(Recorded data)
-=-=-
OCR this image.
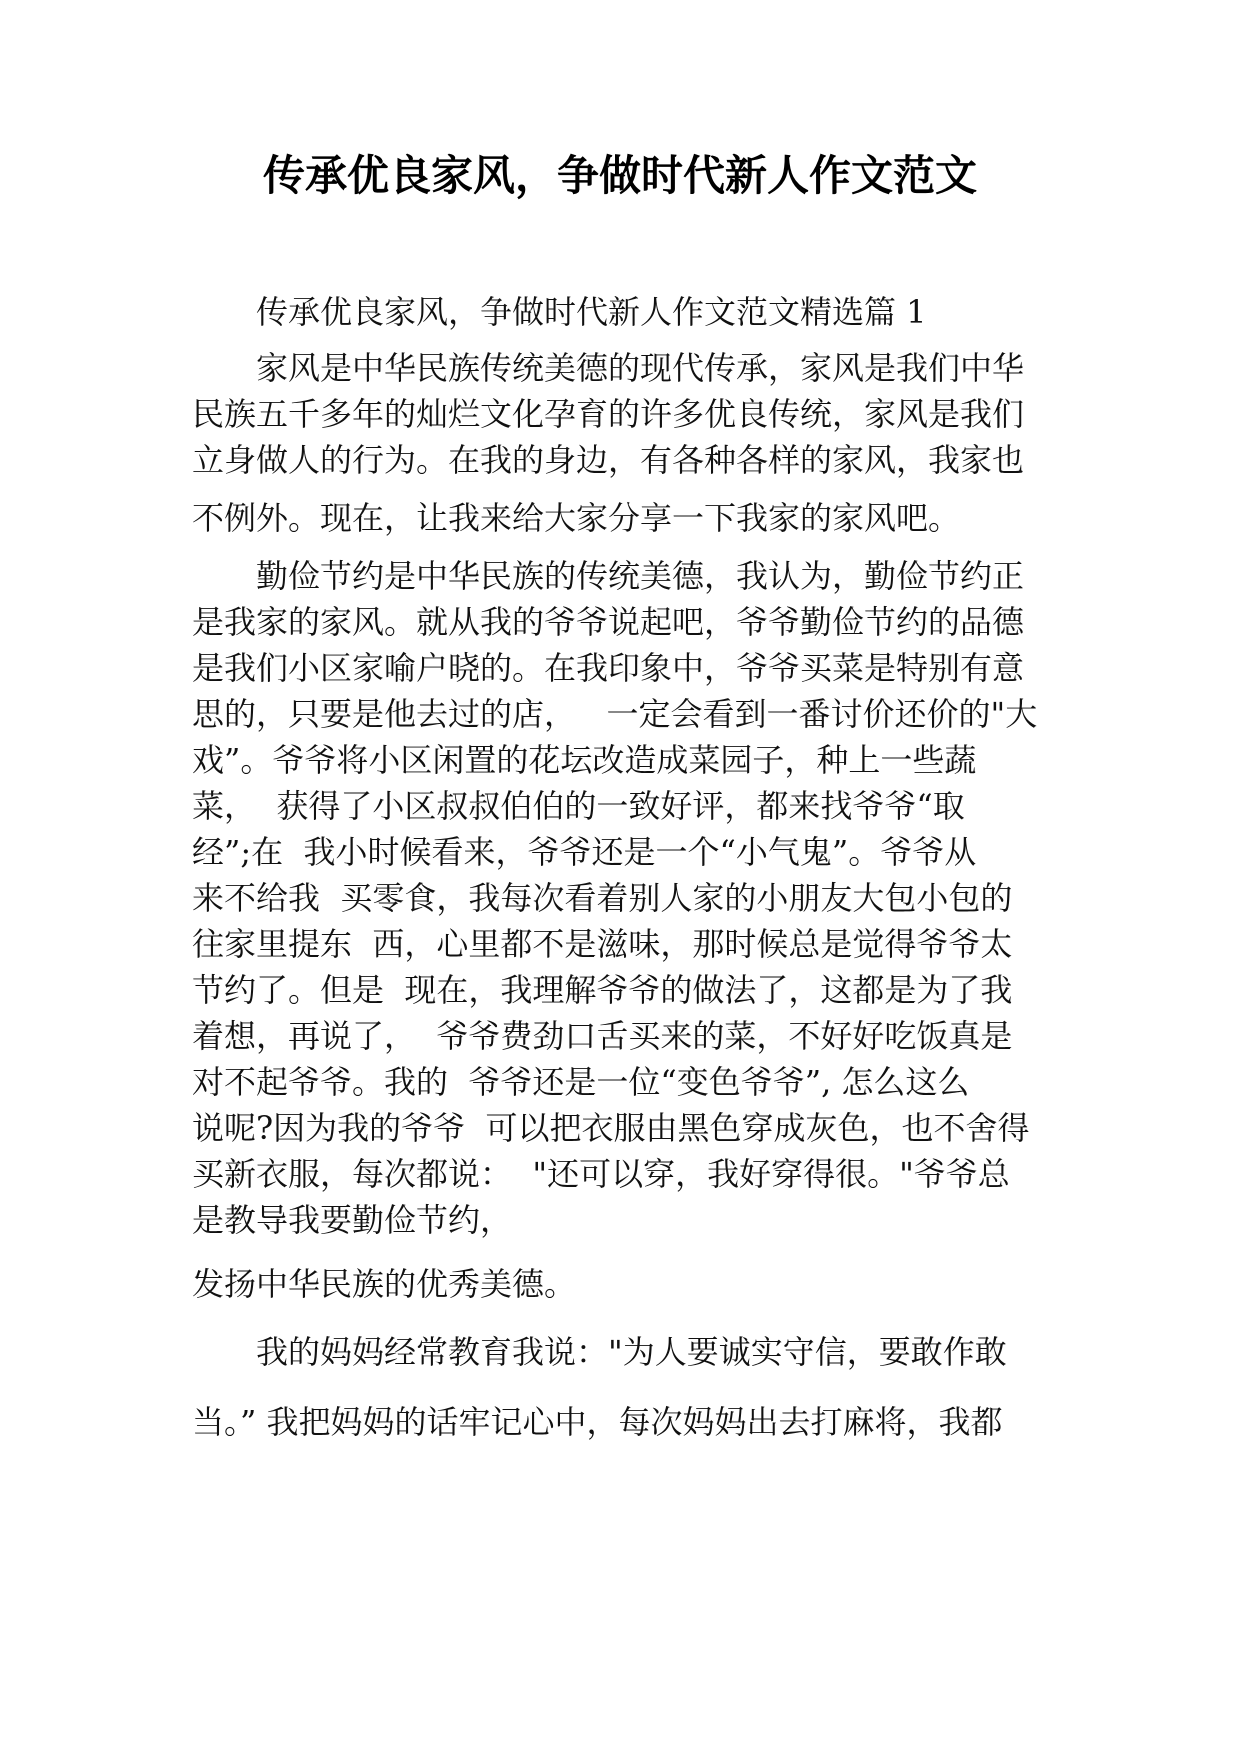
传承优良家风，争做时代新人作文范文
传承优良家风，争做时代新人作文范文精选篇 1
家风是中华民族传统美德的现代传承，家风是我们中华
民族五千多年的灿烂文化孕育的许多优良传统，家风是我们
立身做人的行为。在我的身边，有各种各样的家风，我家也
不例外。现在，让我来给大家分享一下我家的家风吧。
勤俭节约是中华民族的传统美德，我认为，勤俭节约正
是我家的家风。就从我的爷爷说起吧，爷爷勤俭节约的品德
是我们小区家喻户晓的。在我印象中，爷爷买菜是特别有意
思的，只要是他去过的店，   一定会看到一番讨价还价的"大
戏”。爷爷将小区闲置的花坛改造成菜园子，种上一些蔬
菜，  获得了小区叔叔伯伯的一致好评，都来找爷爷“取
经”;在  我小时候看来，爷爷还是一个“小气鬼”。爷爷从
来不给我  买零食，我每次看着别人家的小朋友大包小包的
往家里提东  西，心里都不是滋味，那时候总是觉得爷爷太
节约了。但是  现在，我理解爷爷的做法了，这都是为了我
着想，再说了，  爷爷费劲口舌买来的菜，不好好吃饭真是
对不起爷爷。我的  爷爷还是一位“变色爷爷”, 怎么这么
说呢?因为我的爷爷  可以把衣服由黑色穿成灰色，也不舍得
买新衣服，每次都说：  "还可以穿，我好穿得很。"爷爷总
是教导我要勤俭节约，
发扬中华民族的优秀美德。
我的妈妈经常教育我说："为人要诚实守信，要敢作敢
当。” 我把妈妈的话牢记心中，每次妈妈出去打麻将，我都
-=-=-
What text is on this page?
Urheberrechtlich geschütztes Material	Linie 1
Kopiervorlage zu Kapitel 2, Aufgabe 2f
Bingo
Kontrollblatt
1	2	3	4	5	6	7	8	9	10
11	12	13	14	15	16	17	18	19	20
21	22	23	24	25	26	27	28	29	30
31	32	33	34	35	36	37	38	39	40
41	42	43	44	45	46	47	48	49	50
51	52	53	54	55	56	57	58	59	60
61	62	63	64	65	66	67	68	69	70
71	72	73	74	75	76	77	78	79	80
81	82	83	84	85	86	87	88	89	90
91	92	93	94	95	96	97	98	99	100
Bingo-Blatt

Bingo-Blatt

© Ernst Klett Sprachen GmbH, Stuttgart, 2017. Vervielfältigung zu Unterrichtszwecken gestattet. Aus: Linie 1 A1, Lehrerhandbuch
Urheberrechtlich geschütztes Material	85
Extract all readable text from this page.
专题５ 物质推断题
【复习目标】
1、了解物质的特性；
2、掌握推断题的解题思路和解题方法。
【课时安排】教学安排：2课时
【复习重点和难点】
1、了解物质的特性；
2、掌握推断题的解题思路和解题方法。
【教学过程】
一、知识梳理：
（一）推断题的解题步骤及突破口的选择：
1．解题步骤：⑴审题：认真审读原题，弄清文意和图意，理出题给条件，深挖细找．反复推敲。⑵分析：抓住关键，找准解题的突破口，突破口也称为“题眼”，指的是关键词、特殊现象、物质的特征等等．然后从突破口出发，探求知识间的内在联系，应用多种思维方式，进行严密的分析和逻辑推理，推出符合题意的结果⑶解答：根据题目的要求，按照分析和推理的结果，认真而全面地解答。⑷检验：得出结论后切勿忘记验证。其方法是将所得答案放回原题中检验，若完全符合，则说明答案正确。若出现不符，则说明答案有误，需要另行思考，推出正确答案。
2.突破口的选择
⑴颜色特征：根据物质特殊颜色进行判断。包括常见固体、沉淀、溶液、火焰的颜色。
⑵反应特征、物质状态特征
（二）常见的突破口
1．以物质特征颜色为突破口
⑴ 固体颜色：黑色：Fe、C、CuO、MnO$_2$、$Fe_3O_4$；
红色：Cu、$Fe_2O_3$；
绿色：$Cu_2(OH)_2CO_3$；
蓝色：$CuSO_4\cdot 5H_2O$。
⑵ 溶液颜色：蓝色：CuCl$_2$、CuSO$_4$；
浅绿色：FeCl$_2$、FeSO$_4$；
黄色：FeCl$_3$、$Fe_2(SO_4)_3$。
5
-=-=-
# Objective
Tell how many lines of the records above hold the string "Urheberrechtlich". Give no other text.

# Answer for the task
2